AIM OF THE TASK
The records below are to be copied word for word, with every picture left out.

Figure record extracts
--- start ---

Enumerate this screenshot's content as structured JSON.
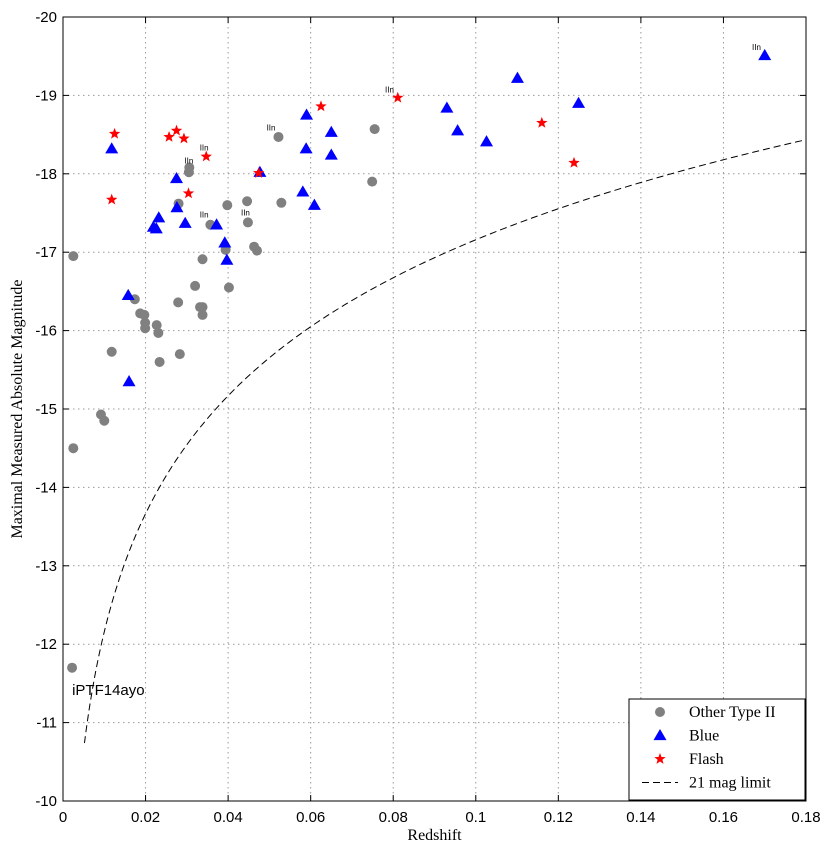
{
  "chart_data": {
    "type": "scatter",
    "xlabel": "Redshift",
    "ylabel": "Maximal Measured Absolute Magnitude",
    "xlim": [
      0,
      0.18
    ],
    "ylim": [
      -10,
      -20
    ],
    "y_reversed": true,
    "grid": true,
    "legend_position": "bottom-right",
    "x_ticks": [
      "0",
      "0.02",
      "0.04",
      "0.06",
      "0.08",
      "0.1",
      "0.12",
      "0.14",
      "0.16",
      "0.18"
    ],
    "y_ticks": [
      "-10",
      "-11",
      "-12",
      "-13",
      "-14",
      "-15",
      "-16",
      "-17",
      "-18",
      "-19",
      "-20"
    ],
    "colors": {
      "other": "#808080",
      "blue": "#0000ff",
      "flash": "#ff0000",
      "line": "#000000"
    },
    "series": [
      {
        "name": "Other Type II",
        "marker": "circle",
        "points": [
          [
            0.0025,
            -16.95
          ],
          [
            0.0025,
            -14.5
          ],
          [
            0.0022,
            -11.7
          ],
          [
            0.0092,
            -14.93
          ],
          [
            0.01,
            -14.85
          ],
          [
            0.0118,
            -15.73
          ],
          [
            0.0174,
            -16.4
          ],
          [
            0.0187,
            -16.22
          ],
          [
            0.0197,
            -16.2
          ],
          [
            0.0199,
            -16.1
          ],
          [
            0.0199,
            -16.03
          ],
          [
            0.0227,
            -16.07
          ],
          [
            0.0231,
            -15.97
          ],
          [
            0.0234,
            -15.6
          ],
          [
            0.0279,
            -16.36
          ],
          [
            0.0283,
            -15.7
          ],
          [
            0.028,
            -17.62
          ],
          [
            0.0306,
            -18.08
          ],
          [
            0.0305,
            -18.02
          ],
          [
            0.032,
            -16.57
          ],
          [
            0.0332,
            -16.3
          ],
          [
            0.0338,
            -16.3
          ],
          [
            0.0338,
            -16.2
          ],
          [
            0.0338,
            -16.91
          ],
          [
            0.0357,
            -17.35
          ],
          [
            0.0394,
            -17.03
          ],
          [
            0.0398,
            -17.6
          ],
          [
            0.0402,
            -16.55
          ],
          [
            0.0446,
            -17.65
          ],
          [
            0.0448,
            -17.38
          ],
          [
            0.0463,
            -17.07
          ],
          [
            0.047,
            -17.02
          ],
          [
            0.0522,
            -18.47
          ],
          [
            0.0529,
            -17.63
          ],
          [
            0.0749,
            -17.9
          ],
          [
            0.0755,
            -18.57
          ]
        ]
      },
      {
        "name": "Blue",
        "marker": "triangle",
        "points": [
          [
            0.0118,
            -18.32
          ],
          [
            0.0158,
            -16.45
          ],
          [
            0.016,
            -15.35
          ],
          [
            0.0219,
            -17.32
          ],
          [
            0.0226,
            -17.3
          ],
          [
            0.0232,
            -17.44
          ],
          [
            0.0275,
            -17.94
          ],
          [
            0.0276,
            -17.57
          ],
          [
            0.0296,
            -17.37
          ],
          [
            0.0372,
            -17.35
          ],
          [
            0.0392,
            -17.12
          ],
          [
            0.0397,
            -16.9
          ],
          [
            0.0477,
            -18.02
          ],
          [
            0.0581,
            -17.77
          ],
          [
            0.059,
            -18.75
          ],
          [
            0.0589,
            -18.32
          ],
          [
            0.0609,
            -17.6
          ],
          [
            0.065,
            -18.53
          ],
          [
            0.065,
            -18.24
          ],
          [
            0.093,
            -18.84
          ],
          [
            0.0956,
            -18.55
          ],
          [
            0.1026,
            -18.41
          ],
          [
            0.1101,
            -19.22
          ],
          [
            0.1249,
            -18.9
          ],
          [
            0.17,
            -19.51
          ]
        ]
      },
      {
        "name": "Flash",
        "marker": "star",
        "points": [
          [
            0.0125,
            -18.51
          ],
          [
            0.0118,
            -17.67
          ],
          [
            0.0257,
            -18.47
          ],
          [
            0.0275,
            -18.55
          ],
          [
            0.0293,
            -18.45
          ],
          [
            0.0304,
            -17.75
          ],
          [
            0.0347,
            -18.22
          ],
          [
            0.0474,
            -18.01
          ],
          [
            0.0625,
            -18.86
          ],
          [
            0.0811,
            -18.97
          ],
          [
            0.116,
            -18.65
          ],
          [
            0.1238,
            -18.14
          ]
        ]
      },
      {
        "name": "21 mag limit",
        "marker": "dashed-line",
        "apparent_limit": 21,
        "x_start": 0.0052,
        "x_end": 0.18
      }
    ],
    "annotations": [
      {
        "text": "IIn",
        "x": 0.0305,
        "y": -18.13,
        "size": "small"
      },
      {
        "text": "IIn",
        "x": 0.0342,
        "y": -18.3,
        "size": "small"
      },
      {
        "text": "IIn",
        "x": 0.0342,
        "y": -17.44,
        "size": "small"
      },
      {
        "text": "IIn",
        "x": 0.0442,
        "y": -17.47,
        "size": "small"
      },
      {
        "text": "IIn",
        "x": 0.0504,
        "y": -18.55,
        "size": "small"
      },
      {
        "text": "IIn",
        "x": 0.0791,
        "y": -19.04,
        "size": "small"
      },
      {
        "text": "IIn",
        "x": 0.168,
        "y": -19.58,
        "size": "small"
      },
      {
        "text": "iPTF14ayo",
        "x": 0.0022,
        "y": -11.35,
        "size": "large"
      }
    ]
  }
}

--- end ---

EXERCISE RESULT
Enumerate this screenshot's content as structured JSON.
{
  "chart_data": {
    "type": "scatter",
    "xlabel": "Redshift",
    "ylabel": "Maximal Measured Absolute Magnitude",
    "xlim": [
      0,
      0.18
    ],
    "ylim": [
      -10,
      -20
    ],
    "y_reversed": true,
    "grid": true,
    "legend_position": "bottom-right",
    "x_ticks": [
      "0",
      "0.02",
      "0.04",
      "0.06",
      "0.08",
      "0.1",
      "0.12",
      "0.14",
      "0.16",
      "0.18"
    ],
    "y_ticks": [
      "-10",
      "-11",
      "-12",
      "-13",
      "-14",
      "-15",
      "-16",
      "-17",
      "-18",
      "-19",
      "-20"
    ],
    "colors": {
      "other": "#808080",
      "blue": "#0000ff",
      "flash": "#ff0000",
      "line": "#000000"
    },
    "series": [
      {
        "name": "Other Type II",
        "marker": "circle",
        "points": [
          [
            0.0025,
            -16.95
          ],
          [
            0.0025,
            -14.5
          ],
          [
            0.0022,
            -11.7
          ],
          [
            0.0092,
            -14.93
          ],
          [
            0.01,
            -14.85
          ],
          [
            0.0118,
            -15.73
          ],
          [
            0.0174,
            -16.4
          ],
          [
            0.0187,
            -16.22
          ],
          [
            0.0197,
            -16.2
          ],
          [
            0.0199,
            -16.1
          ],
          [
            0.0199,
            -16.03
          ],
          [
            0.0227,
            -16.07
          ],
          [
            0.0231,
            -15.97
          ],
          [
            0.0234,
            -15.6
          ],
          [
            0.0279,
            -16.36
          ],
          [
            0.0283,
            -15.7
          ],
          [
            0.028,
            -17.62
          ],
          [
            0.0306,
            -18.08
          ],
          [
            0.0305,
            -18.02
          ],
          [
            0.032,
            -16.57
          ],
          [
            0.0332,
            -16.3
          ],
          [
            0.0338,
            -16.3
          ],
          [
            0.0338,
            -16.2
          ],
          [
            0.0338,
            -16.91
          ],
          [
            0.0357,
            -17.35
          ],
          [
            0.0394,
            -17.03
          ],
          [
            0.0398,
            -17.6
          ],
          [
            0.0402,
            -16.55
          ],
          [
            0.0446,
            -17.65
          ],
          [
            0.0448,
            -17.38
          ],
          [
            0.0463,
            -17.07
          ],
          [
            0.047,
            -17.02
          ],
          [
            0.0522,
            -18.47
          ],
          [
            0.0529,
            -17.63
          ],
          [
            0.0749,
            -17.9
          ],
          [
            0.0755,
            -18.57
          ]
        ]
      },
      {
        "name": "Blue",
        "marker": "triangle",
        "points": [
          [
            0.0118,
            -18.32
          ],
          [
            0.0158,
            -16.45
          ],
          [
            0.016,
            -15.35
          ],
          [
            0.0219,
            -17.32
          ],
          [
            0.0226,
            -17.3
          ],
          [
            0.0232,
            -17.44
          ],
          [
            0.0275,
            -17.94
          ],
          [
            0.0276,
            -17.57
          ],
          [
            0.0296,
            -17.37
          ],
          [
            0.0372,
            -17.35
          ],
          [
            0.0392,
            -17.12
          ],
          [
            0.0397,
            -16.9
          ],
          [
            0.0477,
            -18.02
          ],
          [
            0.0581,
            -17.77
          ],
          [
            0.059,
            -18.75
          ],
          [
            0.0589,
            -18.32
          ],
          [
            0.0609,
            -17.6
          ],
          [
            0.065,
            -18.53
          ],
          [
            0.065,
            -18.24
          ],
          [
            0.093,
            -18.84
          ],
          [
            0.0956,
            -18.55
          ],
          [
            0.1026,
            -18.41
          ],
          [
            0.1101,
            -19.22
          ],
          [
            0.1249,
            -18.9
          ],
          [
            0.17,
            -19.51
          ]
        ]
      },
      {
        "name": "Flash",
        "marker": "star",
        "points": [
          [
            0.0125,
            -18.51
          ],
          [
            0.0118,
            -17.67
          ],
          [
            0.0257,
            -18.47
          ],
          [
            0.0275,
            -18.55
          ],
          [
            0.0293,
            -18.45
          ],
          [
            0.0304,
            -17.75
          ],
          [
            0.0347,
            -18.22
          ],
          [
            0.0474,
            -18.01
          ],
          [
            0.0625,
            -18.86
          ],
          [
            0.0811,
            -18.97
          ],
          [
            0.116,
            -18.65
          ],
          [
            0.1238,
            -18.14
          ]
        ]
      },
      {
        "name": "21 mag limit",
        "marker": "dashed-line",
        "apparent_limit": 21,
        "x_start": 0.0052,
        "x_end": 0.18
      }
    ],
    "annotations": [
      {
        "text": "IIn",
        "x": 0.0305,
        "y": -18.13,
        "size": "small"
      },
      {
        "text": "IIn",
        "x": 0.0342,
        "y": -18.3,
        "size": "small"
      },
      {
        "text": "IIn",
        "x": 0.0342,
        "y": -17.44,
        "size": "small"
      },
      {
        "text": "IIn",
        "x": 0.0442,
        "y": -17.47,
        "size": "small"
      },
      {
        "text": "IIn",
        "x": 0.0504,
        "y": -18.55,
        "size": "small"
      },
      {
        "text": "IIn",
        "x": 0.0791,
        "y": -19.04,
        "size": "small"
      },
      {
        "text": "IIn",
        "x": 0.168,
        "y": -19.58,
        "size": "small"
      },
      {
        "text": "iPTF14ayo",
        "x": 0.0022,
        "y": -11.35,
        "size": "large"
      }
    ]
  }
}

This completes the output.